**STORED ROWS**
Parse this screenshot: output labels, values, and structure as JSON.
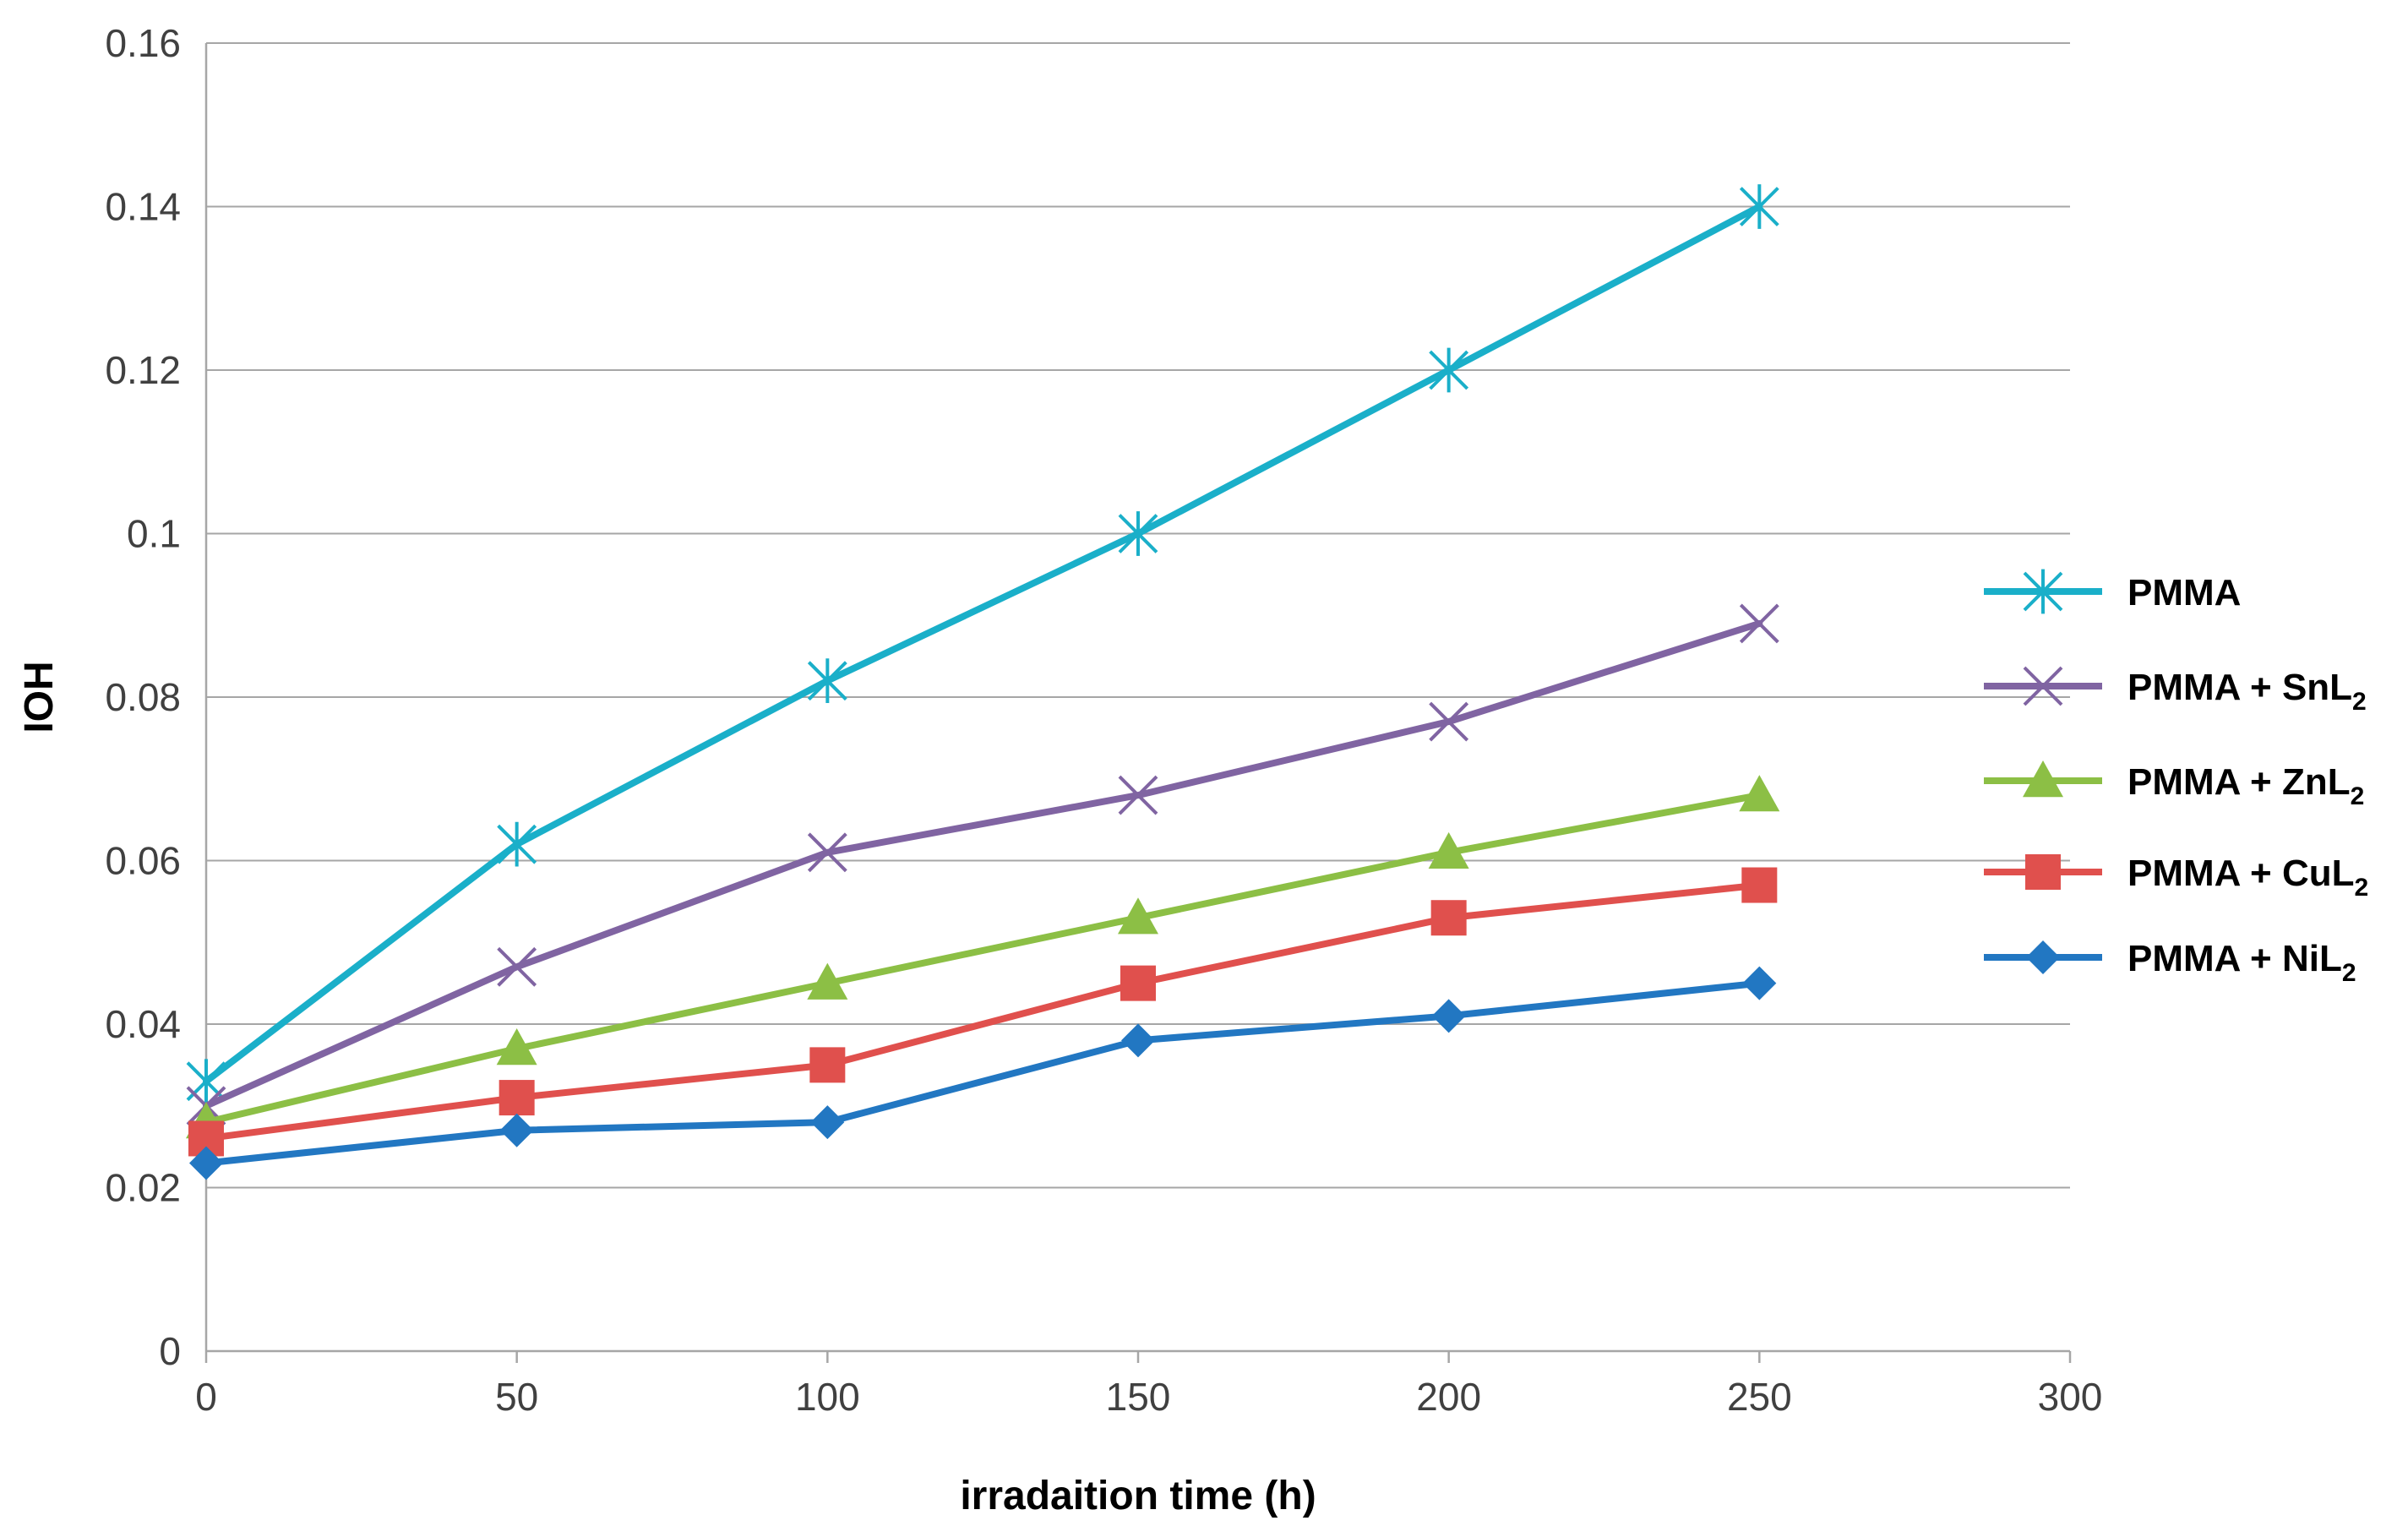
{
  "chart_data": {
    "type": "line",
    "title": "",
    "xlabel": "irradaition time (h)",
    "ylabel": "IOH",
    "xlim": [
      0,
      300
    ],
    "ylim": [
      0,
      0.16
    ],
    "x_ticks": [
      "0",
      "50",
      "100",
      "150",
      "200",
      "250",
      "300"
    ],
    "y_ticks": [
      "0",
      "0.02",
      "0.04",
      "0.06",
      "0.08",
      "0.1",
      "0.12",
      "0.14",
      "0.16"
    ],
    "grid": "horizontal",
    "legend_position": "right",
    "x": [
      0,
      50,
      100,
      150,
      200,
      250
    ],
    "series": [
      {
        "name": "PMMA",
        "name_main": "PMMA",
        "name_sub": "",
        "color": "#1AAFC9",
        "marker": "asterisk",
        "values": [
          0.033,
          0.062,
          0.082,
          0.1,
          0.12,
          0.14
        ]
      },
      {
        "name": "PMMA + SnL2",
        "name_main": "PMMA + SnL",
        "name_sub": "2",
        "color": "#8064A2",
        "marker": "x",
        "values": [
          0.03,
          0.047,
          0.061,
          0.068,
          0.077,
          0.089
        ]
      },
      {
        "name": "PMMA + ZnL2",
        "name_main": "PMMA + ZnL",
        "name_sub": "2",
        "color": "#8CBF45",
        "marker": "triangle",
        "values": [
          0.028,
          0.037,
          0.045,
          0.053,
          0.061,
          0.068
        ]
      },
      {
        "name": "PMMA + CuL2",
        "name_main": "PMMA + CuL",
        "name_sub": "2",
        "color": "#E0504D",
        "marker": "square",
        "values": [
          0.026,
          0.031,
          0.035,
          0.045,
          0.053,
          0.057
        ]
      },
      {
        "name": "PMMA + NiL2",
        "name_main": "PMMA + NiL",
        "name_sub": "2",
        "color": "#2277C2",
        "marker": "diamond",
        "values": [
          0.023,
          0.027,
          0.028,
          0.038,
          0.041,
          0.045
        ]
      }
    ]
  }
}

**WHAT YOU SHOULD DO**
All of the material above should be reproduced exactly, except the pictures.

**EXPECTED ANSWER**
Parse this screenshot: output labels, values, and structure as JSON.
{
  "chart_data": {
    "type": "line",
    "title": "",
    "xlabel": "irradaition time (h)",
    "ylabel": "IOH",
    "xlim": [
      0,
      300
    ],
    "ylim": [
      0,
      0.16
    ],
    "x_ticks": [
      "0",
      "50",
      "100",
      "150",
      "200",
      "250",
      "300"
    ],
    "y_ticks": [
      "0",
      "0.02",
      "0.04",
      "0.06",
      "0.08",
      "0.1",
      "0.12",
      "0.14",
      "0.16"
    ],
    "grid": "horizontal",
    "legend_position": "right",
    "x": [
      0,
      50,
      100,
      150,
      200,
      250
    ],
    "series": [
      {
        "name": "PMMA",
        "name_main": "PMMA",
        "name_sub": "",
        "color": "#1AAFC9",
        "marker": "asterisk",
        "values": [
          0.033,
          0.062,
          0.082,
          0.1,
          0.12,
          0.14
        ]
      },
      {
        "name": "PMMA + SnL2",
        "name_main": "PMMA + SnL",
        "name_sub": "2",
        "color": "#8064A2",
        "marker": "x",
        "values": [
          0.03,
          0.047,
          0.061,
          0.068,
          0.077,
          0.089
        ]
      },
      {
        "name": "PMMA + ZnL2",
        "name_main": "PMMA + ZnL",
        "name_sub": "2",
        "color": "#8CBF45",
        "marker": "triangle",
        "values": [
          0.028,
          0.037,
          0.045,
          0.053,
          0.061,
          0.068
        ]
      },
      {
        "name": "PMMA + CuL2",
        "name_main": "PMMA + CuL",
        "name_sub": "2",
        "color": "#E0504D",
        "marker": "square",
        "values": [
          0.026,
          0.031,
          0.035,
          0.045,
          0.053,
          0.057
        ]
      },
      {
        "name": "PMMA + NiL2",
        "name_main": "PMMA + NiL",
        "name_sub": "2",
        "color": "#2277C2",
        "marker": "diamond",
        "values": [
          0.023,
          0.027,
          0.028,
          0.038,
          0.041,
          0.045
        ]
      }
    ]
  }
}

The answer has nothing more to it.